**Problem to solve**
Each line that holds the word "Воспитатель" counts once; report the total and nothing else.
— start of Provided data —
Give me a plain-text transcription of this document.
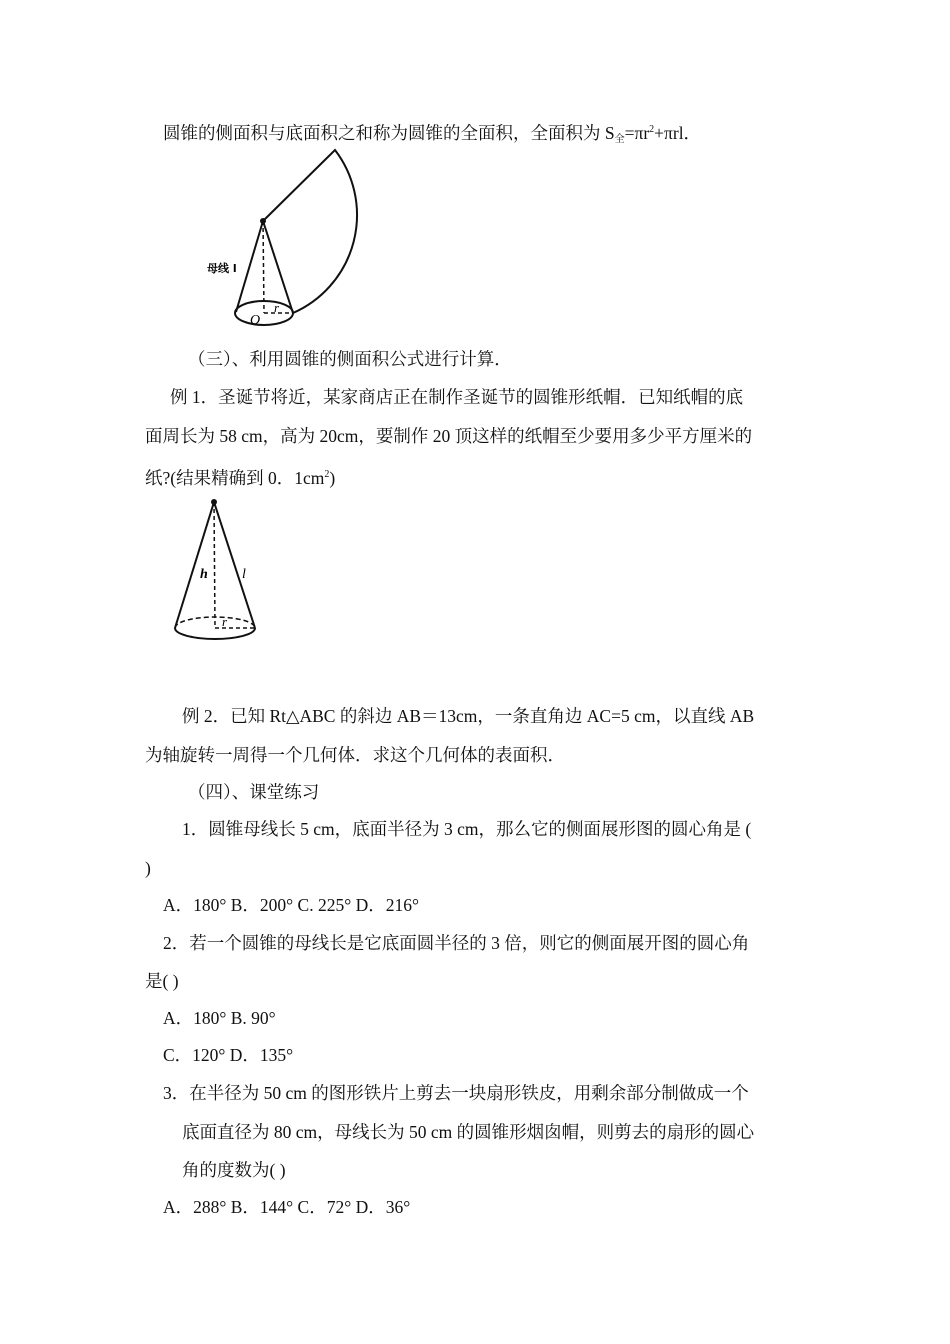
圆锥的侧面积与底面积之和称为圆锥的全面积，全面积为 $S_全=\pi r^2+\pi rl$．
母线 l
O
r
（三）、利用圆锥的侧面积公式进行计算．
例 1．圣诞节将近，某家商店正在制作圣诞节的圆锥形纸帽．已知纸帽的底
面周长为 58 cm，高为 20cm，要制作 20 顶这样的纸帽至少要用多少平方厘米的
纸?(结果精确到 0．$1cm^2$)
h l
r
例 2．已知 Rt△ABC 的斜边 AB＝13cm，一条直角边 AC=5 cm，以直线 AB
为轴旋转一周得一个几何体．求这个几何体的表面积．
（四）、课堂练习
1．圆锥母线长 5 cm，底面半径为 3 cm，那么它的侧面展形图的圆心角是 (
)
A．180° B．200° C. 225° D．216°
2．若一个圆锥的母线长是它底面圆半径的 3 倍，则它的侧面展开图的圆心角
是( )
A．180° B. 90°
C．120° D．135°
3．在半径为 50 cm 的图形铁片上剪去一块扇形铁皮，用剩余部分制做成一个
底面直径为 80 cm，母线长为 50 cm 的圆锥形烟囱帽，则剪去的扇形的圆心
角的度数为( )
A．288° B．144° C．72° D．36°
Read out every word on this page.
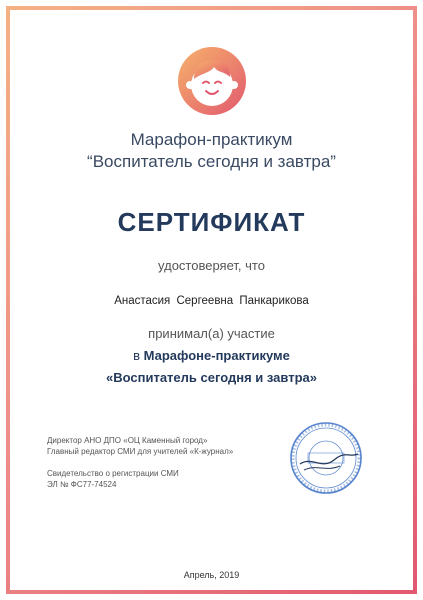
Марафон-практикум
“Воспитатель сегодня и завтра”
СЕРТИФИКАТ
удостоверяет, что
Анастасия Сергеевна Панкарикова
принимал(а) участие
в Марафоне-практикуме
«Воспитатель сегодня и завтра»
Директор АНО ДПО «ОЦ Каменный город»
Главный редактор СМИ для учителей «К-журнал»
Свидетельство о регистрации СМИ
ЭЛ № ФС77-74524
Апрель, 2019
— end of Provided data —
**Written reply**
2